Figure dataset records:
——————————
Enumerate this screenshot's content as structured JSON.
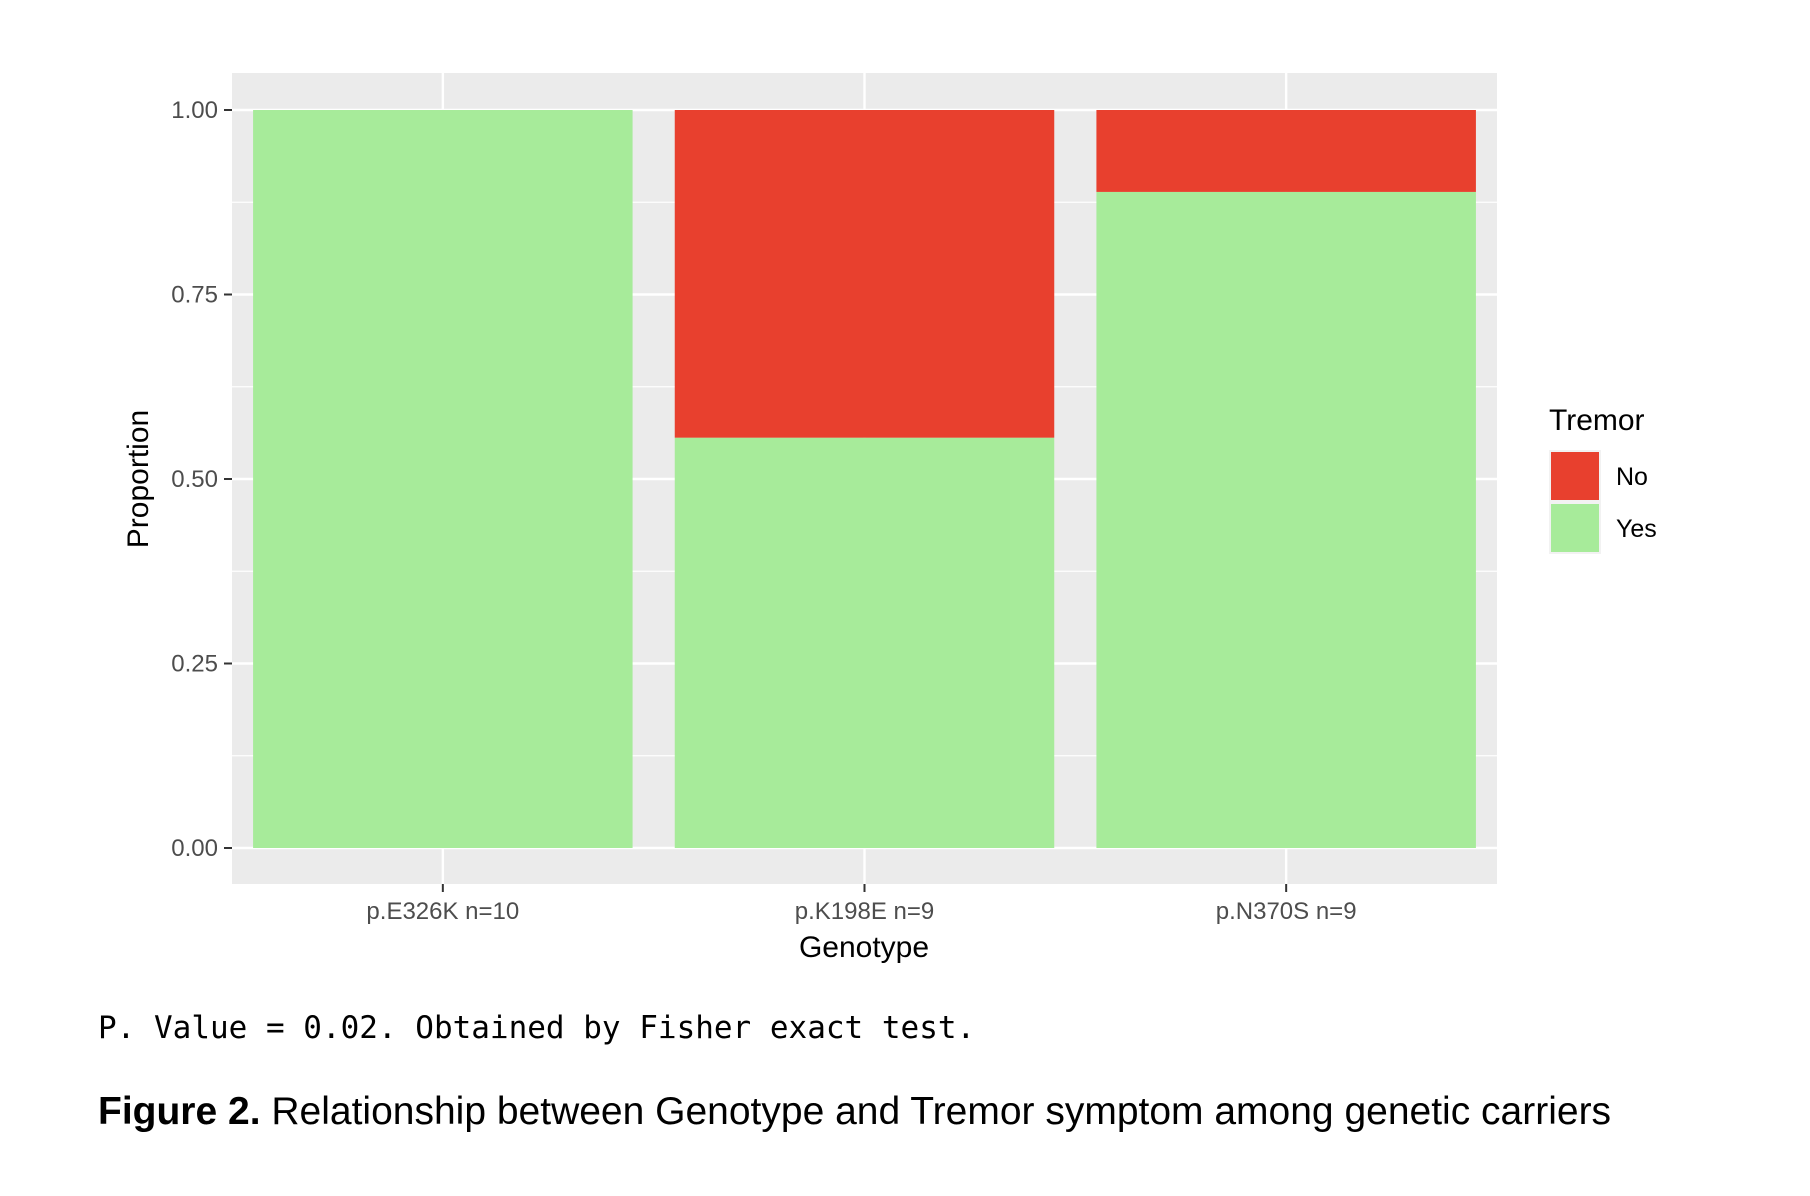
{
  "chart_data": {
    "type": "bar",
    "stacked": true,
    "xlabel": "Genotype",
    "ylabel": "Proportion",
    "categories": [
      "p.E326K n=10",
      "p.K198E n=9",
      "p.N370S n=9"
    ],
    "yticks": [
      "0.00",
      "0.25",
      "0.50",
      "0.75",
      "1.00"
    ],
    "ylim": [
      0,
      1
    ],
    "grid": true,
    "legend": {
      "title": "Tremor",
      "position": "right"
    },
    "series": [
      {
        "name": "No",
        "color": "#e8402e",
        "values": [
          0.0,
          0.444,
          0.111
        ]
      },
      {
        "name": "Yes",
        "color": "#a7eb9a",
        "values": [
          1.0,
          0.556,
          0.889
        ]
      }
    ]
  },
  "footnote": "P. Value = 0.02. Obtained by Fisher exact test.",
  "caption": {
    "label": "Figure 2.",
    "text": " Relationship between Genotype and Tremor symptom among genetic carriers"
  }
}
——————————
### REQUIRED TASK
Repeat the data exactly in full, omitting its pictures.

### ANSWER FOR THE TASK
Enumerate this screenshot's content as structured JSON.
{
  "chart_data": {
    "type": "bar",
    "stacked": true,
    "xlabel": "Genotype",
    "ylabel": "Proportion",
    "categories": [
      "p.E326K n=10",
      "p.K198E n=9",
      "p.N370S n=9"
    ],
    "yticks": [
      "0.00",
      "0.25",
      "0.50",
      "0.75",
      "1.00"
    ],
    "ylim": [
      0,
      1
    ],
    "grid": true,
    "legend": {
      "title": "Tremor",
      "position": "right"
    },
    "series": [
      {
        "name": "No",
        "color": "#e8402e",
        "values": [
          0.0,
          0.444,
          0.111
        ]
      },
      {
        "name": "Yes",
        "color": "#a7eb9a",
        "values": [
          1.0,
          0.556,
          0.889
        ]
      }
    ]
  },
  "footnote": "P. Value = 0.02. Obtained by Fisher exact test.",
  "caption": {
    "label": "Figure 2.",
    "text": " Relationship between Genotype and Tremor symptom among genetic carriers"
  }
}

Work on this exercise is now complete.